--- TEXT SEGMENT ---

>>>>

All photographs from USDA/ARS/Beltsville Agricultural Research Center/Eric Erbe An electron micrograph, colorized to heighten contrast, captures many aspects of the six-sided symmetry in ice crystals. The upper crystal has six arms that end in hexagons. The lower crystal displays a similar form and is covered with a deposit of smaller six-sided plates. Each shape forms under a specific set of temperature and humidity conditions. Magnification is 63x. |
William Wergin did not set out to be the king of snow. He always thought of himself as more of a botanist and a nematode guy, studying how parasitic soil-dwelling worms interact with crop plants. Then in December 1993, he and Eric Erbe, a colleague at the U.S. Department of Agriculture’s Electron Microscopy Unit in Beltsville, Maryland, started experimenting with a newly configured low-temperature scanning electron microscope. The custom-built device keeps samples chilled to –320 degrees Fahrenheit, making it possible to flash-freeze nematodes or insects and then magnify them enormously to observe their behavior at a single moment in time. Wergin and Erbe couldn’t get their hands on a suitable agricultural sample, so they decided to try their new toy on some of the snowflakes falling outside.

<<<<

--- TASK TO CARRY OUT ---
Using the passage on snow crystals under the electron microscope, decide whether each statement agrees with it: (a) The microscope keeps samples chilled to –320 degrees Fahrenheit. (b) Wergin and Erbe began experimenting with the microscope in December 1995. (c) The upper crystal has eight arms. For each, answer yes or no and quote the words of the passage that decide it. The rows that follow play no part in this.

--- Extracted records ---
>>>>

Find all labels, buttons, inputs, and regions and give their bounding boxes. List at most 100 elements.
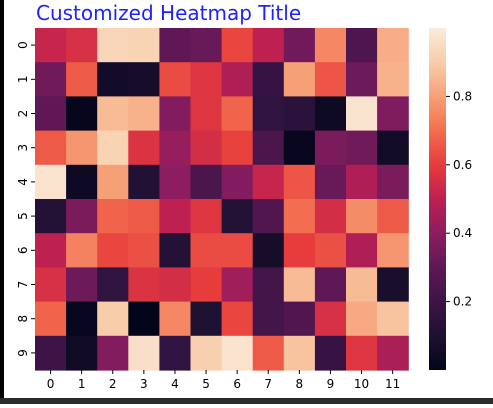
x-tick-label: 10 bbox=[354, 377, 369, 391]
heatmap-cell bbox=[97, 164, 129, 200]
heatmap-cell bbox=[221, 130, 254, 166]
heatmap-cell bbox=[377, 164, 409, 200]
heatmap-cell bbox=[159, 164, 192, 200]
heatmap-cell bbox=[314, 62, 347, 97]
y-tick-label: 9 bbox=[16, 349, 30, 357]
heatmap-cell bbox=[377, 301, 409, 337]
heatmap-cell bbox=[377, 233, 409, 268]
heatmap-cell bbox=[97, 62, 129, 97]
heatmap-cell bbox=[66, 164, 98, 200]
heatmap-cell bbox=[377, 335, 409, 371]
heatmap-cell bbox=[346, 335, 378, 371]
heatmap-cell bbox=[159, 301, 192, 337]
heatmap-cell bbox=[346, 301, 378, 337]
heatmap-cell bbox=[314, 164, 347, 200]
heatmap-cell bbox=[66, 199, 98, 234]
heatmap-cell bbox=[377, 199, 409, 234]
heatmap-cell bbox=[314, 96, 347, 132]
heatmap-cell bbox=[190, 28, 223, 63]
x-tick-label: 1 bbox=[78, 377, 86, 391]
heatmap-cells bbox=[35, 28, 409, 371]
heatmap-cell bbox=[97, 335, 129, 371]
heatmap-cell bbox=[159, 28, 192, 63]
heatmap-cell bbox=[221, 96, 254, 132]
heatmap-cell bbox=[97, 301, 129, 337]
heatmap-cell bbox=[283, 199, 316, 234]
heatmap-cell bbox=[35, 28, 67, 63]
heatmap-cell bbox=[252, 62, 285, 97]
heatmap-cell bbox=[128, 96, 160, 132]
heatmap-cell bbox=[252, 28, 285, 63]
colorbar-gradient bbox=[429, 28, 446, 370]
y-tick-label: 1 bbox=[16, 75, 30, 83]
heatmap-cell bbox=[35, 199, 67, 234]
heatmap-cell bbox=[221, 164, 254, 200]
heatmap-cell bbox=[190, 267, 223, 303]
heatmap-cell bbox=[159, 335, 192, 371]
heatmap-cell bbox=[190, 301, 223, 337]
heatmap-cell bbox=[221, 267, 254, 303]
heatmap-cell bbox=[346, 267, 378, 303]
heatmap-cell bbox=[221, 301, 254, 337]
heatmap-cell bbox=[252, 267, 285, 303]
heatmap-cell bbox=[66, 28, 98, 63]
x-tick-label: 0 bbox=[47, 377, 55, 391]
heatmap-cell bbox=[128, 28, 160, 63]
y-tick-label: 8 bbox=[16, 315, 30, 323]
y-axis-ticks: 0 1 2 3 4 5 6 7 8 9 bbox=[16, 41, 35, 357]
x-axis-ticks: 0 1 2 3 4 5 6 7 8 9 10 11 bbox=[47, 370, 400, 391]
heatmap-cell bbox=[314, 301, 347, 337]
heatmap-cell bbox=[252, 335, 285, 371]
x-tick-label: 4 bbox=[171, 377, 179, 391]
y-tick-label: 7 bbox=[16, 281, 30, 289]
heatmap-cell bbox=[252, 233, 285, 268]
heatmap-cell bbox=[66, 96, 98, 132]
left-edge-strip bbox=[0, 0, 4, 404]
heatmap-cell bbox=[159, 130, 192, 166]
heatmap-cell bbox=[377, 62, 409, 97]
heatmap-cell bbox=[283, 164, 316, 200]
heatmap-cell bbox=[283, 335, 316, 371]
heatmap-cell bbox=[190, 335, 223, 371]
y-tick-label: 2 bbox=[16, 110, 30, 118]
heatmap-cell bbox=[346, 164, 378, 200]
heatmap-cell bbox=[35, 335, 67, 371]
heatmap-cell bbox=[221, 62, 254, 97]
heatmap-cell bbox=[190, 130, 223, 166]
heatmap-cell bbox=[252, 164, 285, 200]
x-tick-label: 9 bbox=[327, 377, 335, 391]
heatmap-cell bbox=[128, 164, 160, 200]
heatmap-cell bbox=[190, 233, 223, 268]
heatmap-cell bbox=[35, 267, 67, 303]
y-tick-label: 5 bbox=[16, 212, 30, 220]
colorbar-tick-label: 0.4 bbox=[453, 226, 472, 240]
heatmap-cell bbox=[35, 96, 67, 132]
heatmap-cell bbox=[346, 233, 378, 268]
heatmap-cell bbox=[314, 199, 347, 234]
heatmap-cell bbox=[97, 199, 129, 234]
heatmap-cell bbox=[35, 62, 67, 97]
x-tick-label: 3 bbox=[140, 377, 148, 391]
x-tick-label: 8 bbox=[296, 377, 304, 391]
heatmap-cell bbox=[283, 233, 316, 268]
heatmap-cell bbox=[252, 96, 285, 132]
heatmap-cell bbox=[314, 335, 347, 371]
y-tick-label: 3 bbox=[16, 144, 30, 152]
heatmap-cell bbox=[283, 130, 316, 166]
heatmap-cell bbox=[190, 164, 223, 200]
heatmap-cell bbox=[159, 96, 192, 132]
heatmap-cell bbox=[283, 96, 316, 132]
heatmap-cell bbox=[97, 267, 129, 303]
heatmap-cell bbox=[66, 233, 98, 268]
heatmap-cell bbox=[221, 28, 254, 63]
heatmap-cell bbox=[252, 130, 285, 166]
colorbar-tick-label: 0.8 bbox=[453, 89, 472, 103]
heatmap-cell bbox=[252, 199, 285, 234]
heatmap-cell bbox=[128, 267, 160, 303]
heatmap-cell bbox=[283, 28, 316, 63]
heatmap-cell bbox=[377, 130, 409, 166]
x-tick-label: 6 bbox=[233, 377, 241, 391]
heatmap-cell bbox=[221, 233, 254, 268]
y-tick-label: 0 bbox=[16, 41, 30, 49]
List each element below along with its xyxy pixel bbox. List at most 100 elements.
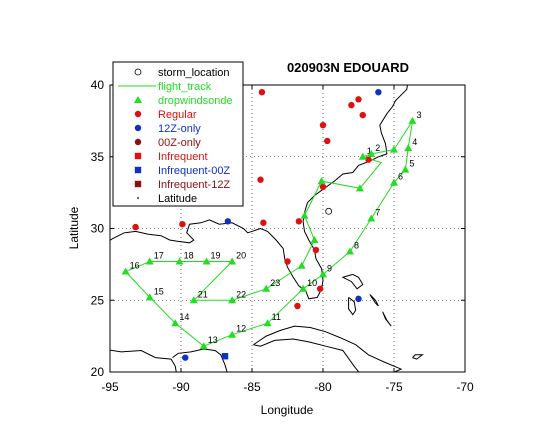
dropwindsonde-label-16: 16 <box>130 261 140 271</box>
legend-marker-8 <box>134 180 142 188</box>
regular-station-5 <box>257 176 264 183</box>
regular-station-0 <box>258 88 266 96</box>
coastline-layer <box>110 85 424 372</box>
legend: storm_location flight_track dropwindsonde R… <box>112 61 244 207</box>
y-tick-label-0: 20 <box>91 365 105 379</box>
regular-station-6 <box>319 183 327 191</box>
legend-marker-0 <box>134 68 142 76</box>
dropwindsonde-label-3: 3 <box>416 110 421 120</box>
regular-station-10 <box>179 220 186 228</box>
dropwindsonde-12 <box>228 330 237 338</box>
x-tick-label-1: -90 <box>172 380 190 394</box>
storm-location-0 <box>325 207 333 215</box>
dropwindsonde-label-19: 19 <box>211 251 221 261</box>
regular-station-1 <box>355 96 362 103</box>
coastline-5 <box>348 297 357 316</box>
dropwindsonde-18 <box>175 257 184 265</box>
station-12z-only-1 <box>224 218 232 225</box>
coastline-2 <box>172 348 228 372</box>
coastline-7 <box>382 311 392 327</box>
dropwindsonde-7 <box>367 214 376 222</box>
dropwindsonde-6 <box>390 178 398 186</box>
station-layer <box>132 88 382 361</box>
dropwindsonde-23 <box>262 284 271 292</box>
dropwindsonde-19 <box>202 257 211 265</box>
dropwindsonde-14 <box>171 319 180 327</box>
x-tick-label-4: -75 <box>385 380 403 394</box>
legend-label-6: Infrequent <box>158 151 208 163</box>
legend-marker-3 <box>134 110 142 118</box>
dropwindsonde-label-1: 1 <box>367 146 372 156</box>
dropwindsonde-29 <box>390 145 398 153</box>
dropwindsonde-label-23: 23 <box>270 278 280 288</box>
x-axis-title: Longitude <box>261 403 314 417</box>
legend-label-4: 12Z-only <box>158 123 201 135</box>
legend-marker-2 <box>134 96 142 103</box>
coastline-8 <box>412 354 424 360</box>
y-tick-label-2: 30 <box>91 222 105 236</box>
dropwindsonde-13 <box>199 342 208 350</box>
regular-station-11 <box>132 223 139 231</box>
dropwindsonde-15 <box>145 293 154 301</box>
dropwindsonde-label-7: 7 <box>375 207 380 217</box>
dropwindsonde-1 <box>358 152 367 160</box>
legend-marker-5 <box>134 138 142 146</box>
y-tick-label-4: 40 <box>91 78 105 92</box>
dropwindsonde-label-11: 11 <box>272 312 281 322</box>
legend-label-9: Latitude <box>158 193 197 205</box>
coastline-1 <box>110 349 177 372</box>
station-12z-only-3 <box>182 354 189 361</box>
y-axis-title: Latitude <box>67 206 81 249</box>
dropwindsonde-label-5: 5 <box>409 159 414 169</box>
dropwindsonde-20 <box>228 257 237 265</box>
coastline-3 <box>253 325 403 372</box>
legend-marker-4 <box>134 124 142 132</box>
regular-station-7 <box>365 156 372 163</box>
dropwindsonde-label-22: 22 <box>236 289 246 299</box>
dropwindsonde-8 <box>345 247 354 255</box>
legend-marker-6 <box>134 152 142 160</box>
dropwindsonde-4 <box>404 144 413 152</box>
dropwindsonde-25 <box>310 235 319 243</box>
dropwindsonde-3 <box>408 116 417 124</box>
dropwindsonde-label-6: 6 <box>398 172 403 182</box>
dropwindsonde-2 <box>367 149 376 157</box>
regular-station-9 <box>295 218 303 225</box>
y-tick-label-3: 35 <box>91 150 105 164</box>
dropwindsonde-label-14: 14 <box>179 312 189 322</box>
coastline-0 <box>110 85 408 300</box>
dropwindsonde-label-21: 21 <box>198 289 208 299</box>
regular-station-15 <box>294 302 301 310</box>
dropwindsonde-5 <box>401 165 410 173</box>
storm-layer <box>325 207 333 215</box>
coastline-4 <box>341 273 364 290</box>
x-tick-label-2: -85 <box>243 380 261 394</box>
dropwindsonde-label-4: 4 <box>412 137 417 147</box>
station-infrequent-00z-0 <box>221 353 229 360</box>
dropwindsonde-28 <box>355 184 364 192</box>
legend-label-2: dropwindsonde <box>158 95 233 107</box>
regular-station-13 <box>312 246 320 254</box>
regular-station-2 <box>319 121 327 129</box>
legend-label-8: Infrequent-12Z <box>158 179 230 191</box>
y-tick-label-1: 25 <box>91 293 105 307</box>
regular-station-14 <box>316 285 324 292</box>
dropwindsonde-label-20: 20 <box>236 251 246 261</box>
x-tick-label-0: -95 <box>101 380 119 394</box>
dropwindsonde-26 <box>300 211 309 219</box>
dropwindsonde-9 <box>319 270 327 278</box>
regular-station-16 <box>348 101 355 109</box>
dropwindsonde-label-12: 12 <box>236 324 246 334</box>
dropwindsonde-label-2: 2 <box>375 143 380 153</box>
dropwindsonde-label-9: 9 <box>327 263 332 273</box>
dropwindsonde-21 <box>189 296 198 304</box>
dropwindsonde-24 <box>297 261 306 269</box>
chart-title: 020903N EDOUARD <box>287 60 409 75</box>
station-12z-only-0 <box>375 88 382 96</box>
legend-label-5: 00Z-only <box>158 137 201 149</box>
legend-label-7: Infrequent-00Z <box>158 165 230 177</box>
dropwindsonde-label-18: 18 <box>184 251 194 261</box>
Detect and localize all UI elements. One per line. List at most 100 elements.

<<<<

--- SOLUTION FOR THIS TASK ---
(a) Yes: "The custom-built device keeps samples chilled to –320 degrees Fahrenheit"
(b) No: "Then in December 1993, he and Eric Erbe, a colleague at the U.S. Department of Agriculture’s Electron Microscopy Unit in Beltsville, Maryland, started experimenting with a newly configured low-temperature scanning electron microscope."
(c) No: "The upper crystal has six arms that end in hexagons."